__Stated exercise__. For each line below that includes the word "Сезон", make a copy.

>>>>>

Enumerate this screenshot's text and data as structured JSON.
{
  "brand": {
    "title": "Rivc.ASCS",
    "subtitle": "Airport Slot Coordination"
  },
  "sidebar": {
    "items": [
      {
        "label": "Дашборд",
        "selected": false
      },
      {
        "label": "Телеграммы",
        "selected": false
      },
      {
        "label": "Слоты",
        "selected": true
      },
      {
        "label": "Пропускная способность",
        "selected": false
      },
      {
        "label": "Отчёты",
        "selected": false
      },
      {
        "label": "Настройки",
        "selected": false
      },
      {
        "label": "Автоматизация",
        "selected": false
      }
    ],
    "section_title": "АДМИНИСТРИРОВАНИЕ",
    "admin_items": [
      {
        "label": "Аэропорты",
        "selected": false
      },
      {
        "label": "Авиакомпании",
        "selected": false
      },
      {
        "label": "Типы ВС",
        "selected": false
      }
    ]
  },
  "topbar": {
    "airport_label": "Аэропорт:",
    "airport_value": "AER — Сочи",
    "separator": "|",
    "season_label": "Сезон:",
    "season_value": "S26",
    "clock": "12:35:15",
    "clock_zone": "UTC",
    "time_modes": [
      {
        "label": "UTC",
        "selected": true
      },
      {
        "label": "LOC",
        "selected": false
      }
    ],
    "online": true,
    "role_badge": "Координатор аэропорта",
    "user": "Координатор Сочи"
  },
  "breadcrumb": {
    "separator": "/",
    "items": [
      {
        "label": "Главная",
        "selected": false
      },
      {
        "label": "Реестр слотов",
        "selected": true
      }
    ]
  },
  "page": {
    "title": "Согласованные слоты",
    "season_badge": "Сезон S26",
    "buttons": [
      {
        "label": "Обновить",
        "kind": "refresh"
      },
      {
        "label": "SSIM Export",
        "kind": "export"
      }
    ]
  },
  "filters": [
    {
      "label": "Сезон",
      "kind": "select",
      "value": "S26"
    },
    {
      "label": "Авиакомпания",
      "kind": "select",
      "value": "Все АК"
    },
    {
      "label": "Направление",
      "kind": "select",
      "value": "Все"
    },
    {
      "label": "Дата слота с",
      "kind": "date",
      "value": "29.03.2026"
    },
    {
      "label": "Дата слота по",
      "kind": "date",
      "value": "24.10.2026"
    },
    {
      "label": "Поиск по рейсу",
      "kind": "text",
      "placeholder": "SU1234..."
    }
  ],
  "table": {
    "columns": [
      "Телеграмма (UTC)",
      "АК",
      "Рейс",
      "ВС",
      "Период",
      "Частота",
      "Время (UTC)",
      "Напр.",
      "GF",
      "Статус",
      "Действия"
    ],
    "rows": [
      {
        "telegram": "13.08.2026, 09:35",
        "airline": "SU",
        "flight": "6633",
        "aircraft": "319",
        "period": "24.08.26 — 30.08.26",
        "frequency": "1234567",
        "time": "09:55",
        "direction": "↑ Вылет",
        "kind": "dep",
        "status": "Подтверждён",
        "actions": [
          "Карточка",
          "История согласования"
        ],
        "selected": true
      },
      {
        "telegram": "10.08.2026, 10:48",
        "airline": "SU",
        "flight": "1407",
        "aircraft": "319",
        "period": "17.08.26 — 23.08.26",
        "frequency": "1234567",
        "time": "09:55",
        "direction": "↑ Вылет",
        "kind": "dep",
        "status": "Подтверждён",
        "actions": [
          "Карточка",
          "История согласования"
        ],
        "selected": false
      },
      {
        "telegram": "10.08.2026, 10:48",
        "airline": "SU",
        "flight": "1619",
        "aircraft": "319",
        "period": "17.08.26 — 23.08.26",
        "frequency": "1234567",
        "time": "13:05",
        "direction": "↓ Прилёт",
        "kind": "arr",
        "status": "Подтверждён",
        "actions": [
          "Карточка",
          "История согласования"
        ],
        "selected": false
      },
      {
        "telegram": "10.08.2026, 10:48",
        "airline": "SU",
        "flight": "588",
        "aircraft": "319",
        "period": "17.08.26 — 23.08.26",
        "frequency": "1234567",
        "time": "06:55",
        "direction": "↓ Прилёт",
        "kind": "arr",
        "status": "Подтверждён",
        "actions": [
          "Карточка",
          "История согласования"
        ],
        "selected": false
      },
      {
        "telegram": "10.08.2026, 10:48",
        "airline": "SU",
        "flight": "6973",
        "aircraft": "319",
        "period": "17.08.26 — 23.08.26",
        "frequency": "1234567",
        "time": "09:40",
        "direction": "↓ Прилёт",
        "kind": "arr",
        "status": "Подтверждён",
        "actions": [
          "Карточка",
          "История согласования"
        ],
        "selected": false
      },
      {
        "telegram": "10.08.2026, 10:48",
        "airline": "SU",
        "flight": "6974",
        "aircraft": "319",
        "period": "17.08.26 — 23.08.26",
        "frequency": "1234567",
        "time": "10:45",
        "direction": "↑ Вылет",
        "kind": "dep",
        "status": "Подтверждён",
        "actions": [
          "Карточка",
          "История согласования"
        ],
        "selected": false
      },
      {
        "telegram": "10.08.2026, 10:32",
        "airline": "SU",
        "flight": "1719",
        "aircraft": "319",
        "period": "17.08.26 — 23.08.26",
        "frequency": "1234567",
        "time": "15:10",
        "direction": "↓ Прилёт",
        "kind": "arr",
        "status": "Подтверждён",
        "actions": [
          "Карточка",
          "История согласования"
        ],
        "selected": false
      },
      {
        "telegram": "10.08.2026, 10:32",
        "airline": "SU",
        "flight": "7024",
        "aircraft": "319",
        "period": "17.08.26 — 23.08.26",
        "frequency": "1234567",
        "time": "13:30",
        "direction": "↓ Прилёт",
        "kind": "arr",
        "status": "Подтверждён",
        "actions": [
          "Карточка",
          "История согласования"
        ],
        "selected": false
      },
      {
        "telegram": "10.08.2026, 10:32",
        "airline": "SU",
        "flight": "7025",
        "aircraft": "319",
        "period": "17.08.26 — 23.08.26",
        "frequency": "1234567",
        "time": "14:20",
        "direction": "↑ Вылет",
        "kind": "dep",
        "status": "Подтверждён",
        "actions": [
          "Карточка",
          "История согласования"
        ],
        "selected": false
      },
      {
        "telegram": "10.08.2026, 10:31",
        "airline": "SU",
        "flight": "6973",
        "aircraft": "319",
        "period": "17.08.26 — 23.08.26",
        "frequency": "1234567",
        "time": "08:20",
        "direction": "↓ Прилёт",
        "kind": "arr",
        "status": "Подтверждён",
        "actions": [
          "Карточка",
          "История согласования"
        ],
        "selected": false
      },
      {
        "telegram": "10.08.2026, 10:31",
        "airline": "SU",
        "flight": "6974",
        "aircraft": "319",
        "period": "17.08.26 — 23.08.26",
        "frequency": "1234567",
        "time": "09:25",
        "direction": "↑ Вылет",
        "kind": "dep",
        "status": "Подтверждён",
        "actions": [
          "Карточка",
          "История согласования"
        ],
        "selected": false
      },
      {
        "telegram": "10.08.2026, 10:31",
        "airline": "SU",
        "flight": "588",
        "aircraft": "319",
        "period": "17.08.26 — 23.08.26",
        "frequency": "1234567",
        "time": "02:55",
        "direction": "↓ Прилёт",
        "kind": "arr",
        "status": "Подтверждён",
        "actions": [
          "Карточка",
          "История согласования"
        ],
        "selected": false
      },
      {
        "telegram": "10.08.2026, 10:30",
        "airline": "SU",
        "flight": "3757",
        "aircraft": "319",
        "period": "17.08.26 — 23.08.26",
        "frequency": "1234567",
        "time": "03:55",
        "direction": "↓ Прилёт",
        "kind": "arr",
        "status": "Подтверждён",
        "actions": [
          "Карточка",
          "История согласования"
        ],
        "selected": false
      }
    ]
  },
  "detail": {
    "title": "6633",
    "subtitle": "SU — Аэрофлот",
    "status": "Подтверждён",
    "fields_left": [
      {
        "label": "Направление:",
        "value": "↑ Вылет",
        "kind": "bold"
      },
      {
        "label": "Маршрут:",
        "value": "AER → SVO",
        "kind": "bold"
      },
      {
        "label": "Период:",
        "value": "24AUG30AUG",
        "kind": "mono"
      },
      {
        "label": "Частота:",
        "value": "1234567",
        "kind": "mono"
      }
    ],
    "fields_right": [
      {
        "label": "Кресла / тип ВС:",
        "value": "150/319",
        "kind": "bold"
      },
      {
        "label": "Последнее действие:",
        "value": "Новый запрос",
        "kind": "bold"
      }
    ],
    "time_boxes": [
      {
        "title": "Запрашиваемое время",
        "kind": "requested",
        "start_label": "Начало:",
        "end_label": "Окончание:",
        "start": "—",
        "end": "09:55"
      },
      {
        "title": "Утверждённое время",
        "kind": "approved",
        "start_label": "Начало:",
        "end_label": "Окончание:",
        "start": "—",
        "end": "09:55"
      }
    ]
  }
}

<<<<<

__Solution for this task__.
    "season_label": "Сезон:",
    "season_badge": "Сезон S26",
      "label": "Сезон",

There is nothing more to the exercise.